Collected data entries

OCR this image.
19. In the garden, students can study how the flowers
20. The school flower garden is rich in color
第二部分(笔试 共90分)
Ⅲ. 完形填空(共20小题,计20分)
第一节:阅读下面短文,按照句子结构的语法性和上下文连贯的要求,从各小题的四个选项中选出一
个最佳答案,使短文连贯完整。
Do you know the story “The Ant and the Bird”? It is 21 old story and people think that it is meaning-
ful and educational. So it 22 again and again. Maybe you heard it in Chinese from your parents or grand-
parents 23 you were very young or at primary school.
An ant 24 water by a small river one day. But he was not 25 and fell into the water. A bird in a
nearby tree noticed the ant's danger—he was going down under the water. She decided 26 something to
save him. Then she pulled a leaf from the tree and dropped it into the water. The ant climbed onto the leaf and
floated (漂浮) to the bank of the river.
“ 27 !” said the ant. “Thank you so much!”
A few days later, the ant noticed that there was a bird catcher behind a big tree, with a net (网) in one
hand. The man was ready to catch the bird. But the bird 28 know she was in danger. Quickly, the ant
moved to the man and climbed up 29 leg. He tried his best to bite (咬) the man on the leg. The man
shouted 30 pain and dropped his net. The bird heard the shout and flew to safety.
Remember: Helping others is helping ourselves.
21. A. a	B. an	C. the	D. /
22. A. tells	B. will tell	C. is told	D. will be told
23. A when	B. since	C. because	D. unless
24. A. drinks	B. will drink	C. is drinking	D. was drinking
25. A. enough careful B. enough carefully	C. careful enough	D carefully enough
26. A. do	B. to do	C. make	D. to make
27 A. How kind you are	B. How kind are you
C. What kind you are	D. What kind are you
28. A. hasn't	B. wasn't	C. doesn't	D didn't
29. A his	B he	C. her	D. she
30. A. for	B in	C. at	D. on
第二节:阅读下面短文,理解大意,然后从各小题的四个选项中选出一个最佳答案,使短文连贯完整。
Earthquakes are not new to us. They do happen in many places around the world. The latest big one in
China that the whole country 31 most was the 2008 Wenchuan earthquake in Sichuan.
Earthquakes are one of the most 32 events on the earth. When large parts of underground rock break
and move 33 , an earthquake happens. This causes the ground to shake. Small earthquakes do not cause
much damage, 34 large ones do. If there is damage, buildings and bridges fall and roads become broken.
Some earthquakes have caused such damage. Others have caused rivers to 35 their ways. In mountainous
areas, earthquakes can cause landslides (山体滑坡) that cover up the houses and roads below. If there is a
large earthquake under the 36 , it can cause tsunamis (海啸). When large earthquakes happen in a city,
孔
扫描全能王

**WRITTEN PROBLEM**
Take the lines above and print them exactly.

**WRITTEN SOLUTION**
OCR this image.
19. In the garden, students can study how the flowers
20. The school flower garden is rich in color
第二部分(笔试 共90分)
Ⅲ. 完形填空(共20小题,计20分)
第一节:阅读下面短文,按照句子结构的语法性和上下文连贯的要求,从各小题的四个选项中选出一
个最佳答案,使短文连贯完整。
Do you know the story “The Ant and the Bird”? It is 21 old story and people think that it is meaning-
ful and educational. So it 22 again and again. Maybe you heard it in Chinese from your parents or grand-
parents 23 you were very young or at primary school.
An ant 24 water by a small river one day. But he was not 25 and fell into the water. A bird in a
nearby tree noticed the ant's danger—he was going down under the water. She decided 26 something to
save him. Then she pulled a leaf from the tree and dropped it into the water. The ant climbed onto the leaf and
floated (漂浮) to the bank of the river.
“ 27 !” said the ant. “Thank you so much!”
A few days later, the ant noticed that there was a bird catcher behind a big tree, with a net (网) in one
hand. The man was ready to catch the bird. But the bird 28 know she was in danger. Quickly, the ant
moved to the man and climbed up 29 leg. He tried his best to bite (咬) the man on the leg. The man
shouted 30 pain and dropped his net. The bird heard the shout and flew to safety.
Remember: Helping others is helping ourselves.
21. A. a	B. an	C. the	D. /
22. A. tells	B. will tell	C. is told	D. will be told
23. A when	B. since	C. because	D. unless
24. A. drinks	B. will drink	C. is drinking	D. was drinking
25. A. enough careful B. enough carefully	C. careful enough	D carefully enough
26. A. do	B. to do	C. make	D. to make
27 A. How kind you are	B. How kind are you
C. What kind you are	D. What kind are you
28. A. hasn't	B. wasn't	C. doesn't	D didn't
29. A his	B he	C. her	D. she
30. A. for	B in	C. at	D. on
第二节:阅读下面短文,理解大意,然后从各小题的四个选项中选出一个最佳答案,使短文连贯完整。
Earthquakes are not new to us. They do happen in many places around the world. The latest big one in
China that the whole country 31 most was the 2008 Wenchuan earthquake in Sichuan.
Earthquakes are one of the most 32 events on the earth. When large parts of underground rock break
and move 33 , an earthquake happens. This causes the ground to shake. Small earthquakes do not cause
much damage, 34 large ones do. If there is damage, buildings and bridges fall and roads become broken.
Some earthquakes have caused such damage. Others have caused rivers to 35 their ways. In mountainous
areas, earthquakes can cause landslides (山体滑坡) that cover up the houses and roads below. If there is a
large earthquake under the 36 , it can cause tsunamis (海啸). When large earthquakes happen in a city,
孔
扫描全能王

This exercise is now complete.